→ WHAT IS EXPECTED:
Of the lines listed below, how many contain the string "screenshot"? Answer with the number alone.

** START DATA EXCERPTS **

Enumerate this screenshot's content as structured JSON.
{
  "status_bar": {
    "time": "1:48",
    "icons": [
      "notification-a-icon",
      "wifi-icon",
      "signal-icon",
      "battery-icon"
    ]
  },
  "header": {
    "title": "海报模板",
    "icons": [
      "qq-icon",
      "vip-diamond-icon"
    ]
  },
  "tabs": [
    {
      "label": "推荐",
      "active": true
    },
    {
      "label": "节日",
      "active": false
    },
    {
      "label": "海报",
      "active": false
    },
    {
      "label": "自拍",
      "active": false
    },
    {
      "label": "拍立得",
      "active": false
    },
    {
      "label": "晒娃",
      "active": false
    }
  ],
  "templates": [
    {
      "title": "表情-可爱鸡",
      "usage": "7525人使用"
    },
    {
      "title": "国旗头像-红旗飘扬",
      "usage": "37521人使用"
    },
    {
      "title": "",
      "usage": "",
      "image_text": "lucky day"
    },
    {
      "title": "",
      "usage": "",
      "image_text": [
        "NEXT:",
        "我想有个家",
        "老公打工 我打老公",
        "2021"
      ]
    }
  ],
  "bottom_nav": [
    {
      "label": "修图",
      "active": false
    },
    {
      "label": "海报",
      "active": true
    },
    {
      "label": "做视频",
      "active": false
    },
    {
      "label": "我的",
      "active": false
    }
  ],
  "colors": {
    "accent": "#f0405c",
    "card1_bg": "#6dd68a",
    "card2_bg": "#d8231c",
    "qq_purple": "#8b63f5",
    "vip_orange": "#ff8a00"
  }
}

** END DATA EXCERPTS **
** START DATA EXCERPTS **

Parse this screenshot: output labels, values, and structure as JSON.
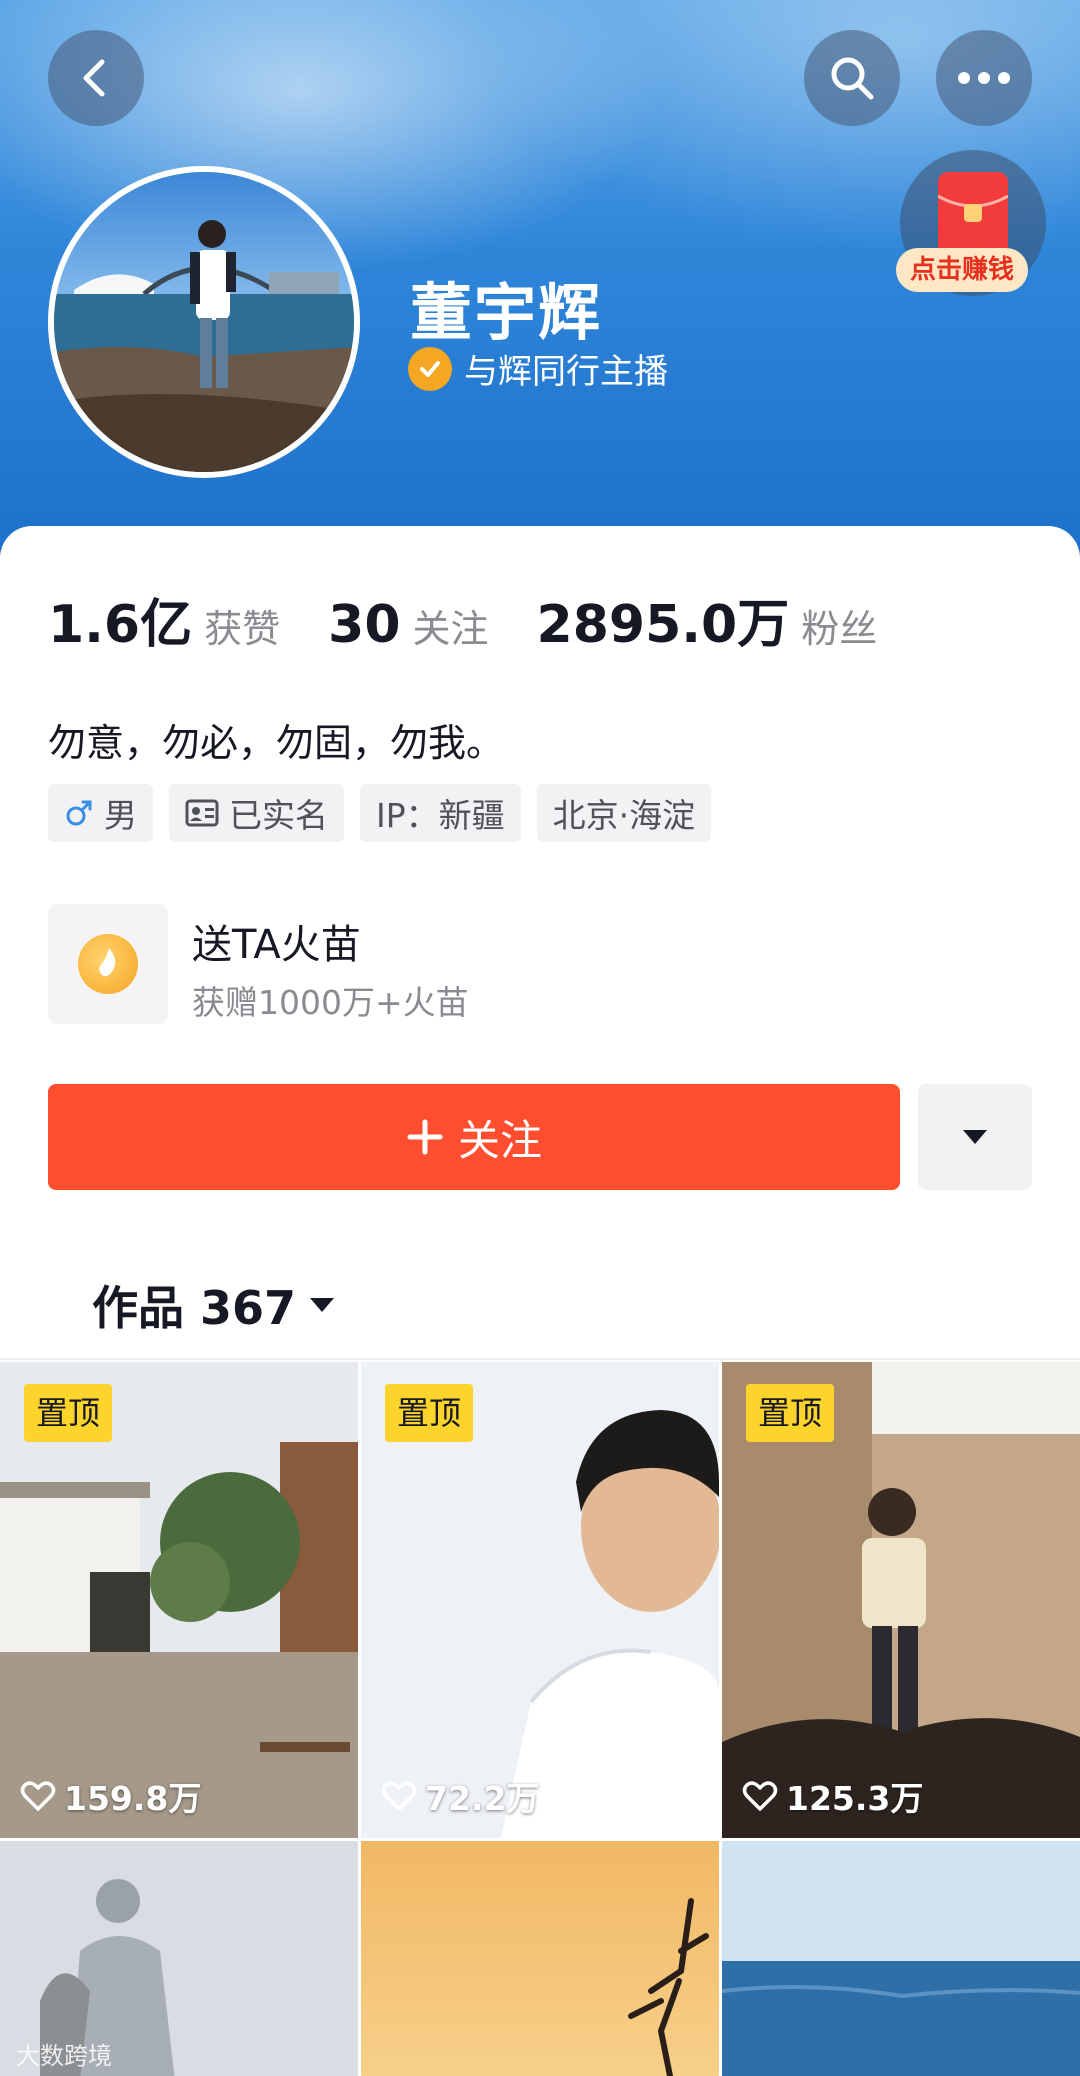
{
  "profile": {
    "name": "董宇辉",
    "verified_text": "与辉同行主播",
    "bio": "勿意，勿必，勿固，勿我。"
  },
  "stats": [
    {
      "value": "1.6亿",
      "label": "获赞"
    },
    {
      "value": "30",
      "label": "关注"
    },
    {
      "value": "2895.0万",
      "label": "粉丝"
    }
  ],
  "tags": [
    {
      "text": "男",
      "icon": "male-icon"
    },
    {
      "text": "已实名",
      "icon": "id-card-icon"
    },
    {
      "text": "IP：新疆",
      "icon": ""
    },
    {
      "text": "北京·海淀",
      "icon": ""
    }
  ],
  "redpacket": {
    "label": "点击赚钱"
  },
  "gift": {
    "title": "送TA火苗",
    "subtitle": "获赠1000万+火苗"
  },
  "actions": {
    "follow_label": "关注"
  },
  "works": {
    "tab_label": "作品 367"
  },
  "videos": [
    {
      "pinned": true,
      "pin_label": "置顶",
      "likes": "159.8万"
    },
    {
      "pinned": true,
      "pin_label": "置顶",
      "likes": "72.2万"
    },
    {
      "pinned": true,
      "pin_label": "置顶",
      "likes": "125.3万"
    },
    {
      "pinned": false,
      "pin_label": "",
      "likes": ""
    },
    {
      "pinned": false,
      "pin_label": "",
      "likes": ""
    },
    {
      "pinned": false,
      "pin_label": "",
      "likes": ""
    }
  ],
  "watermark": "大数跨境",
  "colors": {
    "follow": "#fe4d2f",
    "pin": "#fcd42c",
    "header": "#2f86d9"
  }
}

** END DATA EXCERPTS **
** START DATA EXCERPTS **

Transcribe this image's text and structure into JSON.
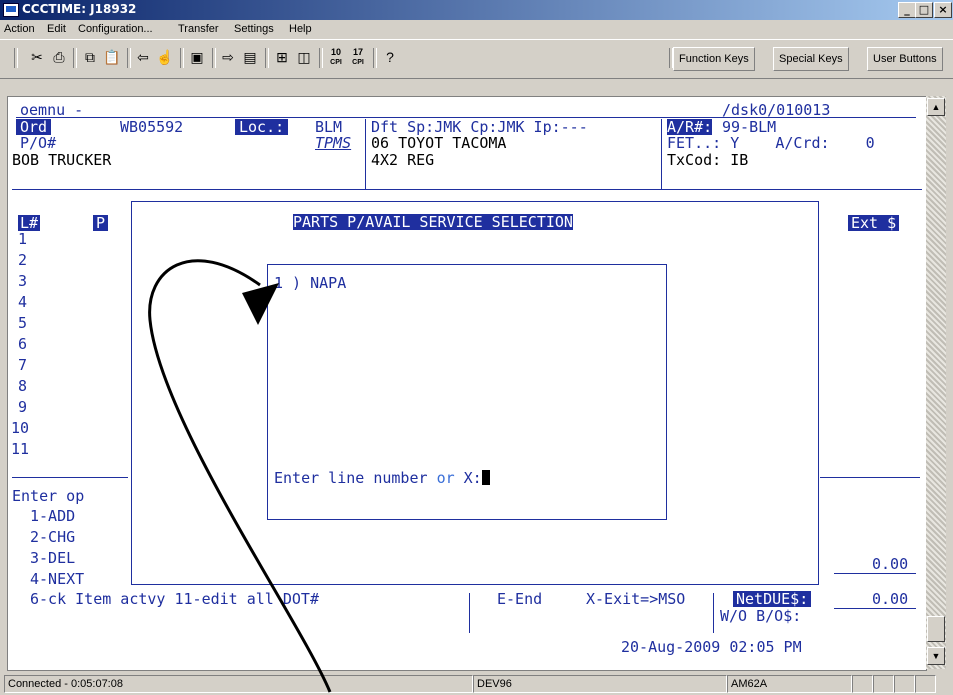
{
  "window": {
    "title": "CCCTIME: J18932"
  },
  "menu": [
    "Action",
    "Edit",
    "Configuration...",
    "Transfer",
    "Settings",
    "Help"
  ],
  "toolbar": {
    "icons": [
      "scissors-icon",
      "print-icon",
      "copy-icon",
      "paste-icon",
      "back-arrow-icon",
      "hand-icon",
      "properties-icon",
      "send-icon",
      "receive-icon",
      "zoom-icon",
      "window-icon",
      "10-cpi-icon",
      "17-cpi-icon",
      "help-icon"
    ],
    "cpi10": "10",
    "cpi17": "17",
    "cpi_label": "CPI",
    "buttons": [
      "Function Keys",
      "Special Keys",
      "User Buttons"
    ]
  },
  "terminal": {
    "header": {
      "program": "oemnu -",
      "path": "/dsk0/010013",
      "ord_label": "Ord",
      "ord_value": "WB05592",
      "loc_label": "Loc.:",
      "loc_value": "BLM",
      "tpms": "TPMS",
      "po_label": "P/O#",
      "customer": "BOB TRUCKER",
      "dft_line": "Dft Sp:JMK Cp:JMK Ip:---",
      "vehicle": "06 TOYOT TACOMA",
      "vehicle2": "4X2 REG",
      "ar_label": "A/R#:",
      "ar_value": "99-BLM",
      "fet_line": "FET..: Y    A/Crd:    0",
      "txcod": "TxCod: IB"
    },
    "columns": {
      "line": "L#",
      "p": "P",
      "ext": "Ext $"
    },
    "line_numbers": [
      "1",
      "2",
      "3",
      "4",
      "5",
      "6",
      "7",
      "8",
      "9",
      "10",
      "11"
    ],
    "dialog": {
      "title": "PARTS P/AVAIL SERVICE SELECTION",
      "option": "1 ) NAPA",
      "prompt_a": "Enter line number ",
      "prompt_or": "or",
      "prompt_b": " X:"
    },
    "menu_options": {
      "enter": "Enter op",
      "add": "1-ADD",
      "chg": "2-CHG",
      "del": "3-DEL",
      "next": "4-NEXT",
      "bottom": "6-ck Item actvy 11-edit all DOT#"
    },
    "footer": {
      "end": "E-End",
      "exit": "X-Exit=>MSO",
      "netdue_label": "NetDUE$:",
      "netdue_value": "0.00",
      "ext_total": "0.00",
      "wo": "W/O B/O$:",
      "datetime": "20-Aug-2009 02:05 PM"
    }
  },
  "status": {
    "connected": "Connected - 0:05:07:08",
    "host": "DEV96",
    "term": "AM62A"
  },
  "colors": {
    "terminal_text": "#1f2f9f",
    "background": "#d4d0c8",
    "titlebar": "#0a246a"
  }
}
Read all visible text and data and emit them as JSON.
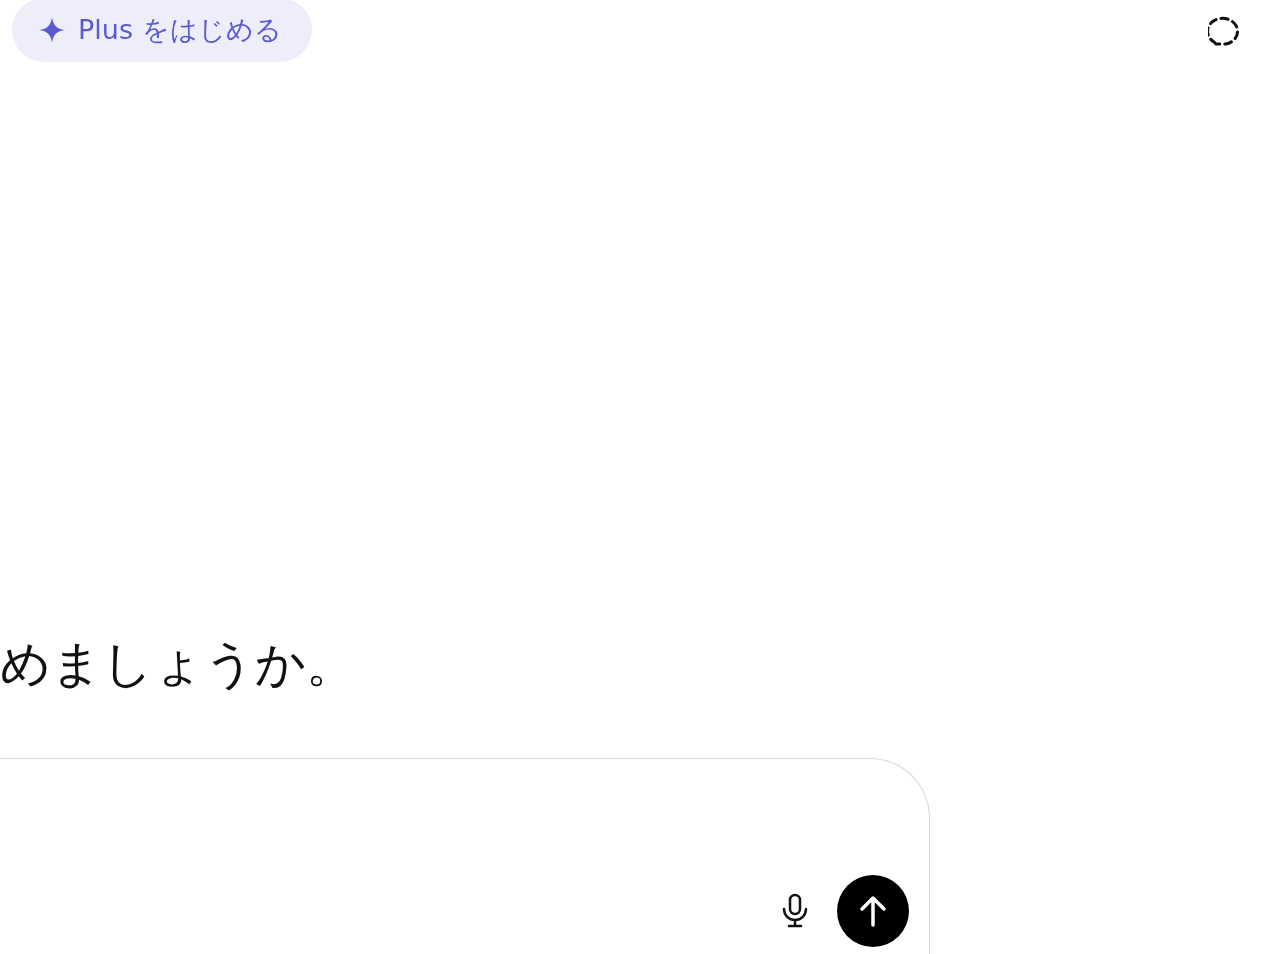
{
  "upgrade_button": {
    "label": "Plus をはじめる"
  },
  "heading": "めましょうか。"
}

** END DATA EXCERPTS **

→ OUTPUT OF THE TASK:
2